PROMPT 1: In the space policy comments, swap "politics and pork" for "party loyalty" and rewrite the part that opens with the words containing "If the space community" and closes with "taking us seriously?".
PROMPT 2:
Answer these questions from the space policy comments:
(a) Where did mfwright's office mate grow up?
(b) Under the plan meekGee describes, who would launches be delegated to?
(c) What did congress push to have the whole budget funneled into?
PROMPT 3: Write what comes next in the space policy comment thread, starting after its final comment.

GIVEN TEXT:
────────────────


    Ofcourse, as you imply I guess it is also possible that he could be like decitful in those sci-fi movies. Mere coincidence that Cessna’s have a high number of reported UFO sightings. How do we know you that you aren’t trying to maintain your cover of alien infiltration?

    Where is your document of human certification?

  5. Dewey Vanderhoff says:
    0
    0

    “Klaatu barada nikto !”

  6. mfwright says:
    0
    0

    Regarding Roswell, I had an office mate who grew up in Roswell (or very nearby in 60s/70s). He said nobody talked about space aliens or UFOs, he did mention watching “pryotechnics” from Holloman AFB during nighttimes. It was years later after he left the area it became the Space Alien mecca.

  7. meekGee says:
    0
    0

    Actually, what he said was in the context of whether we should be going back to the moon as our next goal, or going (with people) to Mars.  The whole idea of “been there done that” was that we should be reaching towards new and ambitious goals.

    He laid out a plan, too – extending the duration of manned missions through a series of goals – L2, NEO, fly-around, etc.  Launch would be delegated to commercial, since they can do it cheaper.

    The plan was rejected by congress.  The same congress that pushed to have all of the budget funneled into SLS and Webb.

    Maybe, if the space advocate community would have supported that plan instead of succumbing to partisan politics as it did, then he’d see a chance to make a difference.  As it stands right now, he wouldn’t touch this with a 10 foot pole.

  8. meekGee says:
    0
    0

    Really Cessna?  “Handled it badly” in the face of what?  Pressure from the people opposing space flight?   Oh – right – it was actually opposition from you.

    So first you twist his plan into “killing HSF”, rile up all the pork networks in congress against it, and then you complain he “handled it badly”.

    If the space community can’t put its own goals ahead of politics and pork, what business do we have complaining about other people not taking us seriously?

    For comparison, when GWB came up with MM&B, even though I am not a GOP supporter, and even though I am not a moon-base supporter, I (and a lot of my friends) figured that it is better than the ISS/STS status quo, and supported it.

    Can you explain what in the plan was so appalling that warranted the tons of derision and the whole constellation/SLS war?

  9. cah says:
    0
    0

    So, you’re positing that he has a ‘hidden agenda’ to *prevent* Americans from going to the Moon? Really?

────────────────

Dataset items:
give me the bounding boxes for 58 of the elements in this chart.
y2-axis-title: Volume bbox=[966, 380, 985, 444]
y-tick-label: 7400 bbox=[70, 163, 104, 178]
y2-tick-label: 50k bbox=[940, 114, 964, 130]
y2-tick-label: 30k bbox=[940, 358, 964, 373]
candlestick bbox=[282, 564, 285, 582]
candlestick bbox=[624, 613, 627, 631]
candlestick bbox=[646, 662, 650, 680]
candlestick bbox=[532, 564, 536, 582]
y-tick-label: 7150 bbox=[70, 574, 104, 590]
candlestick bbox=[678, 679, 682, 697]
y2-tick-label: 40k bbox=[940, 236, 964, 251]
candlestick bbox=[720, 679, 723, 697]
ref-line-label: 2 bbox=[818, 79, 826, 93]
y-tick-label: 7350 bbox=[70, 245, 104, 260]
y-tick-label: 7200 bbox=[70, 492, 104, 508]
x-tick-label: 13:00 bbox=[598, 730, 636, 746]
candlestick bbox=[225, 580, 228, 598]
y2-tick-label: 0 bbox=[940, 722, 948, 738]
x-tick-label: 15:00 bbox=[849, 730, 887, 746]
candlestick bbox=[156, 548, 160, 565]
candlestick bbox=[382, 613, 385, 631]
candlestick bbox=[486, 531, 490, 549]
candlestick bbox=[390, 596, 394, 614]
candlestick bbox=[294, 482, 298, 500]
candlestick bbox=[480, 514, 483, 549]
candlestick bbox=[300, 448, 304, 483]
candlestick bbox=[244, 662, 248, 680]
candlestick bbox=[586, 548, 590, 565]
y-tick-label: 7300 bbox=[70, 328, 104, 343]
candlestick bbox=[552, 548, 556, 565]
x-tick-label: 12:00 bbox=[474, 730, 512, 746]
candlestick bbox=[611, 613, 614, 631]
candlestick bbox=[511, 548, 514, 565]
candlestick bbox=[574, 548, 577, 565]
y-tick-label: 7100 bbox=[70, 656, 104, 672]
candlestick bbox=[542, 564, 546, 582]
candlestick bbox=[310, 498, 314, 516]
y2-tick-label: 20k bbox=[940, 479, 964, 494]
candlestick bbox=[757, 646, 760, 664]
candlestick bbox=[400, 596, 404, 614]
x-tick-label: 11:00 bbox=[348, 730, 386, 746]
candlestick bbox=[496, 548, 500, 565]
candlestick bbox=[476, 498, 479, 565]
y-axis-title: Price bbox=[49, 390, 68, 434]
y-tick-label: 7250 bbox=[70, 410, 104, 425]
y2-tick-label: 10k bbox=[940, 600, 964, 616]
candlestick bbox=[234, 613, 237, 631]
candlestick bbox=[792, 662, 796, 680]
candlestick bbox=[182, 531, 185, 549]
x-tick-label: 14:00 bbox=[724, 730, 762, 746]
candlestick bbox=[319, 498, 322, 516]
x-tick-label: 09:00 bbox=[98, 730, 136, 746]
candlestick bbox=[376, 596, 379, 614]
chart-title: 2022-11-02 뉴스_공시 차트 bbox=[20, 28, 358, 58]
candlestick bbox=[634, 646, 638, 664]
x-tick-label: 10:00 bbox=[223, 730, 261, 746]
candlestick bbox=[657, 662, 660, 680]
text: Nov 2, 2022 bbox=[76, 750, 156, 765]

────────────────

REPLY 1:
If the space community can’t put its own goals ahead of party loyalty, what business do we have complaining about other people not taking us seriously?

REPLY 2:
(a) In Roswell, or very nearby, in the 60s/70s.
(b) Commercial providers, since they can do it cheaper.
(c) SLS and Webb.

REPLY 3:
  10. Paul451 says:
    0
    0

    <Laughs> So he rammed it down our throats and he failed to show leadership?

    “Personally, I think his plans sucked.”

    If NASA had turned LEO over to commercial providers, and focused on BEO hardware necessary for an asteroid visit, then if Obama’s successor declares “Back to the moon”, the only extra hardware you need is a lander.

    And if the next+one President says “On to Mars” (meaning Mars moons), that’s just an extended asteroid mission. Now you’ve done an asteroid, returned to the Moon and gone to Phobos, in just three Presidencies.

    The chance of the next President after that calling for a manned Mars landing “before this decade is out”, is next to 100%.

    (Bush’s VSE could have gone a similar route but got turned into the Constellation boondoggle.)

    Meanwhile, with commercial crew providers getting regular NASA work,
    some of them will be flying private “astronauts” (mostly tourists, but also some researchers), and possibly Bigelow actually puts up an actual
    private space-station.

    So ISS could be shut-down early, since any “science” can go to commercial stations, freeing up an extra $2-3b/yr in HSF to develop a Mars lander. (Or Moonbase, or asteroid mining, or whatever the hell direction the 48th President sets.)

    I saw Obama’s plan as a huge win. Focus NASA on BEO, while using them as an anchor tenant for commercial LEO. It took the basic plan of VSE but in a way that made it harder for the primes to hijack it. Of course, he underestimated how openly corrupt the system was, and how much NASA rank’n’file would stab him in the back.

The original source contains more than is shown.